Rewrite the stretch from the line containing "link-icon — [202, 230, 232, 264]" through the end of the entries, swapping "wallet-screen" for "wallet-view" and keeping everything else the same. Leave out the pictures.

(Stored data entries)

—————

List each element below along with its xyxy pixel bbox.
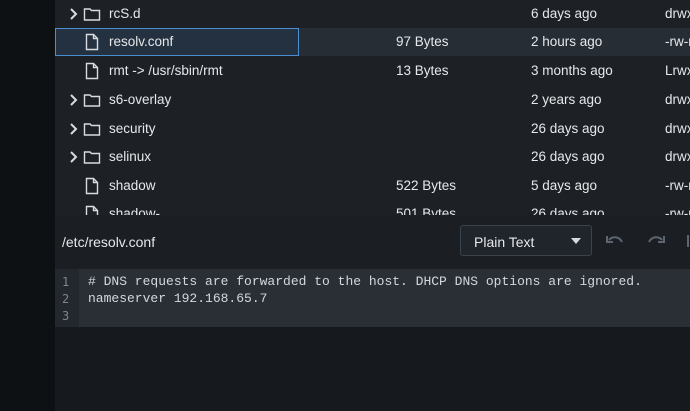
file-name: resolv.conf xyxy=(109,34,174,49)
file-permissions: -rw-r xyxy=(665,206,690,215)
file-permissions: drwx xyxy=(665,92,690,107)
file-icon xyxy=(85,33,99,51)
file-path: /etc/resolv.conf xyxy=(62,234,156,250)
file-row-security[interactable]: security 26 days ago drwx xyxy=(55,115,690,144)
file-permissions: drwx xyxy=(665,6,690,21)
file-row-selinux[interactable]: selinux 26 days ago drwx xyxy=(55,143,690,172)
file-modified: 3 months ago xyxy=(531,63,613,78)
file-size: 97 Bytes xyxy=(396,34,449,49)
file-row-shadow-backup[interactable]: shadow- 501 Bytes 26 days ago -rw-r xyxy=(55,200,690,215)
chevron-right-icon[interactable] xyxy=(69,8,79,20)
file-name: s6-overlay xyxy=(109,92,172,107)
file-modified: 26 days ago xyxy=(531,206,605,215)
file-size: 522 Bytes xyxy=(396,178,457,193)
caret-down-icon xyxy=(571,238,581,244)
file-modified: 26 days ago xyxy=(531,149,605,164)
code-editor[interactable]: 1 # DNS requests are forwarded to the ho… xyxy=(55,269,690,411)
folder-icon xyxy=(83,123,101,136)
file-name: rmt -> /usr/sbin/rmt xyxy=(109,63,223,78)
file-modified: 26 days ago xyxy=(531,121,605,136)
file-size: 501 Bytes xyxy=(396,206,457,215)
file-row-shadow[interactable]: shadow 522 Bytes 5 days ago -rw-r xyxy=(55,172,690,201)
file-icon xyxy=(85,62,99,80)
file-name: rcS.d xyxy=(109,6,141,21)
redo-icon[interactable] xyxy=(645,231,667,251)
file-row-rmt[interactable]: rmt -> /usr/sbin/rmt 13 Bytes 3 months a… xyxy=(55,57,690,86)
file-row-s6-overlay[interactable]: s6-overlay 2 years ago drwx xyxy=(55,86,690,115)
line-number: 3 xyxy=(62,309,70,323)
file-permissions: drwx xyxy=(665,149,690,164)
language-select[interactable]: Plain Text xyxy=(460,225,592,256)
chevron-right-icon[interactable] xyxy=(69,123,79,135)
file-icon xyxy=(85,205,99,215)
file-modified: 2 hours ago xyxy=(531,34,603,49)
line-number: 2 xyxy=(62,292,70,306)
selection-row-background xyxy=(299,28,690,56)
file-permissions: -rw-r xyxy=(665,34,690,49)
code-line[interactable]: nameserver 192.168.65.7 xyxy=(88,291,267,306)
chevron-right-icon[interactable] xyxy=(69,151,79,163)
folder-icon xyxy=(83,94,101,107)
file-modified: 6 days ago xyxy=(531,6,598,21)
chevron-right-icon[interactable] xyxy=(69,94,79,106)
code-line[interactable]: # DNS requests are forwarded to the host… xyxy=(88,274,642,289)
file-permissions: -rw-r xyxy=(665,178,690,193)
undo-icon[interactable] xyxy=(604,231,626,251)
file-row-rcs-d[interactable]: rcS.d 6 days ago drwx xyxy=(55,0,690,29)
line-number: 1 xyxy=(62,275,70,289)
file-name: security xyxy=(109,121,156,136)
editor-toolbar: /etc/resolv.conf Plain Text xyxy=(55,215,690,269)
file-name: shadow- xyxy=(109,206,161,215)
file-name: shadow xyxy=(109,178,156,193)
left-panel xyxy=(0,0,55,411)
language-select-value: Plain Text xyxy=(474,234,535,250)
file-list: rcS.d 6 days ago drwx resolv.conf 97 Byt… xyxy=(55,0,690,215)
folder-icon xyxy=(83,151,101,164)
toolbar-overflow-icon[interactable] xyxy=(685,231,690,251)
file-icon xyxy=(85,177,99,195)
file-permissions: drwx xyxy=(665,121,690,136)
file-name: selinux xyxy=(109,149,152,164)
file-modified: 5 days ago xyxy=(531,178,598,193)
file-modified: 2 years ago xyxy=(531,92,602,107)
file-permissions: Lrwx xyxy=(665,63,690,78)
folder-icon xyxy=(83,8,101,21)
file-row-resolv-conf[interactable]: resolv.conf 97 Bytes 2 hours ago -rw-r xyxy=(55,28,690,57)
file-size: 13 Bytes xyxy=(396,63,449,78)
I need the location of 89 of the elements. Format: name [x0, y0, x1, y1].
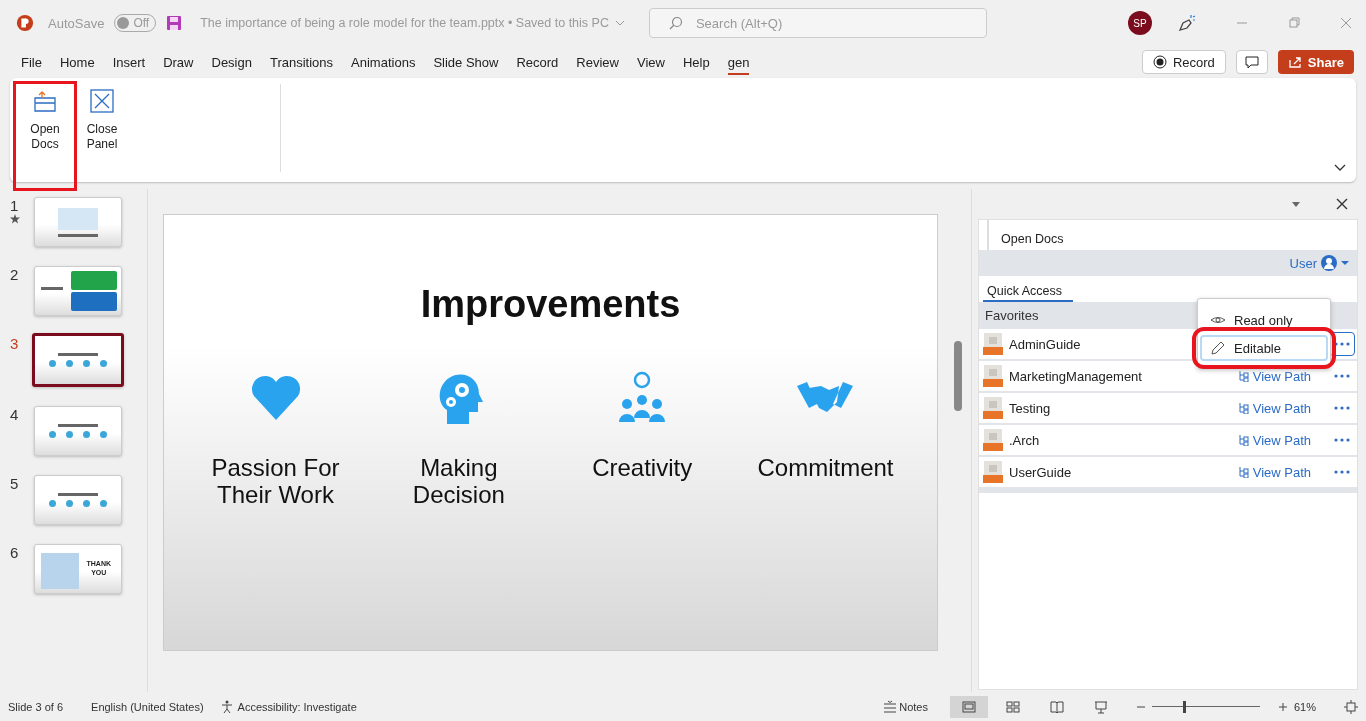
accessibility-status[interactable]: Accessibility: Investigate	[219, 699, 357, 714]
presentation-file-icon	[983, 461, 1003, 483]
slide-title: Improvements	[420, 283, 681, 326]
menu-tab[interactable]: Slide Show	[424, 48, 508, 76]
chevron-down-icon[interactable]	[1334, 164, 1346, 172]
tree-icon	[1237, 466, 1250, 478]
normal-view-icon	[961, 699, 976, 714]
zoom-slider-thumb[interactable]	[1183, 700, 1187, 713]
menu-tab[interactable]: Animations	[342, 48, 425, 76]
file-name[interactable]: AdminGuide	[1009, 336, 1081, 352]
menu-tab[interactable]: Insert	[103, 48, 155, 76]
slide-number: 2	[10, 266, 20, 283]
accessibility-icon	[219, 699, 234, 714]
presentation-file-icon	[983, 365, 1003, 387]
record-icon	[1152, 55, 1167, 69]
more-icon	[1334, 342, 1350, 346]
ribbon-button[interactable]: Open Docs	[16, 84, 74, 188]
menu-tab[interactable]: Help	[673, 48, 719, 76]
tree-icon	[1237, 402, 1250, 414]
menu-tab[interactable]: Home	[50, 48, 104, 76]
close-icon[interactable]	[1336, 198, 1348, 210]
share-button[interactable]: Share	[1277, 50, 1354, 74]
caret-icon	[1341, 259, 1349, 267]
grid-icon	[1005, 699, 1020, 714]
slide-thumbnail[interactable]	[32, 333, 124, 387]
pen-sparkle-icon[interactable]	[1176, 13, 1196, 33]
slide-text: Passion For Their Work	[211, 454, 340, 508]
slide-number: 3	[10, 335, 20, 352]
slide-text: Commitment	[757, 454, 894, 481]
zoom-in-icon[interactable]	[1277, 701, 1288, 712]
slide-number: 1	[10, 197, 20, 214]
menu-tab[interactable]: Review	[567, 48, 628, 76]
search-field[interactable]: Search (Alt+Q)	[648, 8, 987, 38]
search-icon	[668, 16, 683, 30]
save-icon[interactable]	[166, 15, 183, 31]
menu-tab[interactable]: File	[12, 48, 51, 76]
pencil-icon	[1210, 340, 1226, 356]
view-path-link[interactable]: View Path	[1237, 368, 1311, 384]
menu-tab[interactable]: View	[628, 48, 674, 76]
presentation-file-icon	[983, 429, 1003, 451]
scrollbar-thumb[interactable]	[954, 341, 962, 411]
document-title: The importance of being a role model for the team.pptx • Saved to this PC	[200, 16, 609, 30]
more-icon	[1334, 470, 1350, 474]
user-menu-button[interactable]: User	[1289, 255, 1349, 271]
ribbon-button[interactable]: Close Panel	[74, 84, 130, 156]
star-icon	[10, 214, 20, 224]
projector-icon	[1093, 699, 1108, 714]
slide-number: 5	[10, 475, 20, 492]
eye-icon	[1210, 316, 1226, 324]
slide-text: Creativity	[592, 454, 693, 481]
more-icon	[1334, 374, 1350, 378]
menu-tab[interactable]: Transitions	[260, 48, 343, 76]
menu-tab[interactable]: Draw	[154, 48, 203, 76]
file-name[interactable]: Testing	[1009, 400, 1051, 416]
share-icon	[1287, 55, 1302, 69]
fit-to-window-icon[interactable]	[1344, 699, 1358, 714]
notes-icon	[883, 699, 898, 714]
presentation-file-icon	[983, 333, 1003, 355]
tree-icon	[1237, 434, 1250, 446]
record-button[interactable]: Record	[1141, 50, 1226, 74]
slide-text: Making Decision	[412, 454, 505, 508]
user-avatar[interactable]: SP	[1128, 11, 1152, 35]
more-icon	[1334, 438, 1350, 442]
autosave-label: AutoSave	[48, 15, 105, 31]
view-path-link[interactable]: View Path	[1237, 400, 1311, 416]
book-icon	[1049, 699, 1064, 714]
app-logo-icon	[16, 14, 34, 32]
menu-tab[interactable]: gen	[718, 48, 759, 76]
file-name[interactable]: .Arch	[1009, 432, 1040, 448]
presentation-file-icon	[983, 397, 1003, 419]
comments-button[interactable]	[1235, 50, 1268, 74]
comment-icon	[1244, 55, 1259, 69]
file-name[interactable]: UserGuide	[1009, 464, 1072, 480]
more-icon	[1334, 406, 1350, 410]
view-path-link[interactable]: View Path	[1237, 464, 1311, 480]
file-name[interactable]: MarketingManagement	[1009, 368, 1142, 384]
language-status[interactable]: English (United States)	[91, 700, 204, 713]
tree-icon	[1237, 370, 1250, 382]
notes-button[interactable]: Notes	[883, 699, 928, 714]
view-button[interactable]	[949, 695, 988, 718]
slide-number: 4	[10, 406, 20, 423]
user-icon	[1321, 255, 1337, 271]
menu-tab[interactable]: Design	[202, 48, 261, 76]
close-box-icon	[89, 88, 115, 114]
zoom-level[interactable]: 61%	[1293, 700, 1316, 713]
menu-tab[interactable]: Record	[507, 48, 568, 76]
view-path-link[interactable]: View Path	[1237, 432, 1311, 448]
slide-number: 6	[10, 544, 20, 561]
slide-counter: Slide 3 of 6	[8, 700, 64, 713]
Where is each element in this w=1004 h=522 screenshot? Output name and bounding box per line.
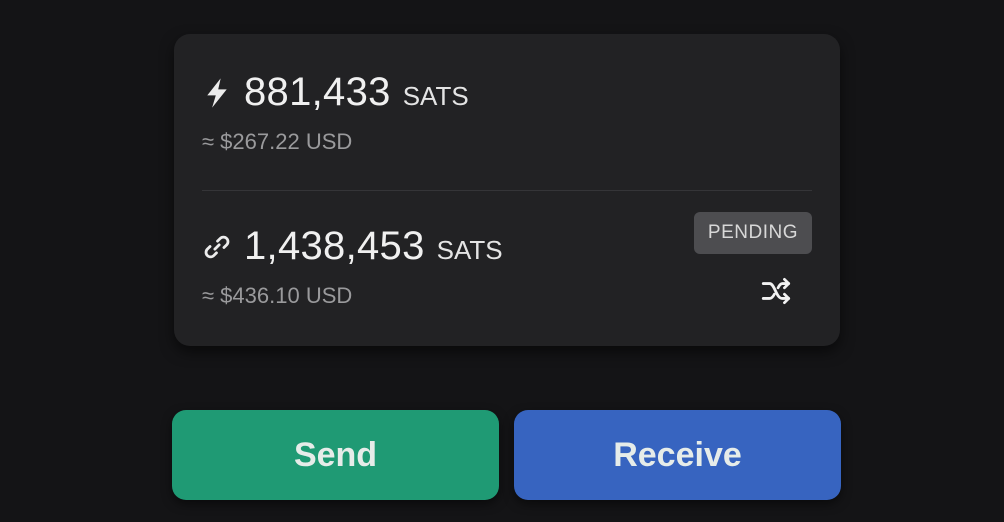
link-icon — [202, 230, 232, 264]
shuffle-icon[interactable] — [760, 274, 794, 308]
lightning-bolt-icon — [202, 76, 232, 110]
lightning-unit: SATS — [402, 81, 469, 111]
receive-button[interactable]: Receive — [514, 410, 841, 500]
onchain-fiat-value: ≈ $436.10 USD — [202, 283, 353, 308]
pending-status-badge: PENDING — [693, 212, 812, 254]
lightning-amount-line: 881,433 SATS — [202, 70, 812, 115]
onchain-amount: 1,438,453 — [244, 224, 425, 268]
divider — [202, 190, 812, 191]
onchain-unit: SATS — [436, 235, 503, 265]
balance-card: 881,433 SATS ≈ $267.22 USD 1,438,453 SAT… — [174, 34, 840, 346]
wallet-screen: 881,433 SATS ≈ $267.22 USD 1,438,453 SAT… — [0, 0, 1004, 522]
lightning-fiat-value: ≈ $267.22 USD — [202, 129, 353, 154]
send-button[interactable]: Send — [172, 410, 499, 500]
lightning-amount: 881,433 — [244, 70, 391, 114]
lightning-balance: 881,433 SATS ≈ $267.22 USD — [202, 70, 812, 160]
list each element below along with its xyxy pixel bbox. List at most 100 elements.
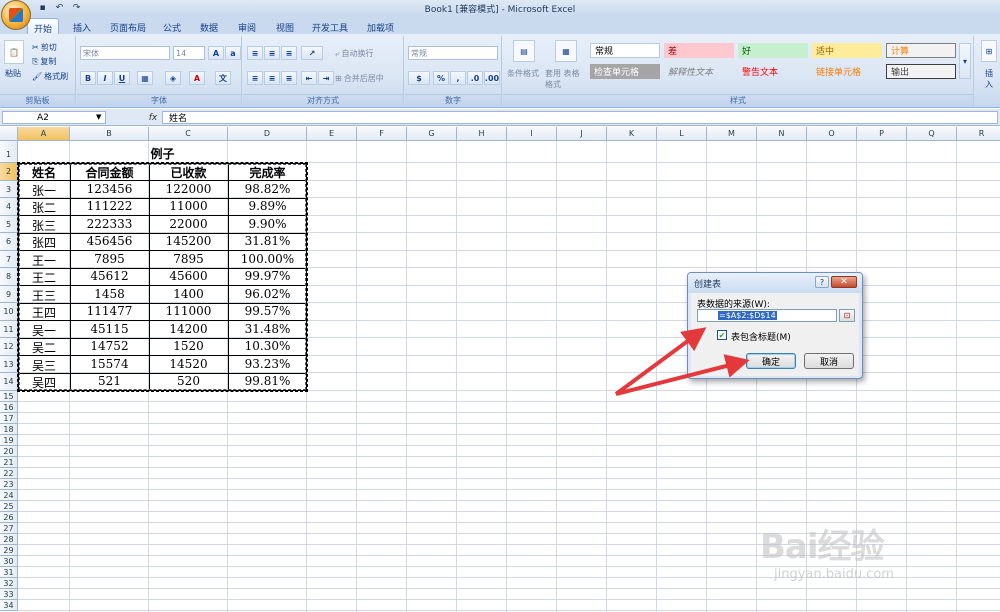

—————

## SOLVED PROBLEM
link-icon — [202, 230, 232, 264]
shuffle-icon[interactable] — [760, 274, 794, 308]
lightning-bolt-icon — [202, 76, 232, 110]
lightning-unit: SATS — [402, 81, 469, 111]
receive-button[interactable]: Receive — [514, 410, 841, 500]
onchain-fiat-value: ≈ $436.10 USD — [202, 283, 353, 308]
pending-status-badge: PENDING — [693, 212, 812, 254]
lightning-amount-line: 881,433 SATS — [202, 70, 812, 115]
onchain-amount: 1,438,453 — [244, 224, 425, 268]
divider — [202, 190, 812, 191]
onchain-unit: SATS — [436, 235, 503, 265]
balance-card: 881,433 SATS ≈ $267.22 USD 1,438,453 SAT… — [174, 34, 840, 346]
wallet-view: 881,433 SATS ≈ $267.22 USD 1,438,453 SAT… — [0, 0, 1004, 522]
lightning-fiat-value: ≈ $267.22 USD — [202, 129, 353, 154]
send-button[interactable]: Send — [172, 410, 499, 500]
lightning-amount: 881,433 — [244, 70, 391, 114]
lightning-balance: 881,433 SATS ≈ $267.22 USD — [202, 70, 812, 160]
list each element below along with its xyxy pixel bbox. List at most 100 elements.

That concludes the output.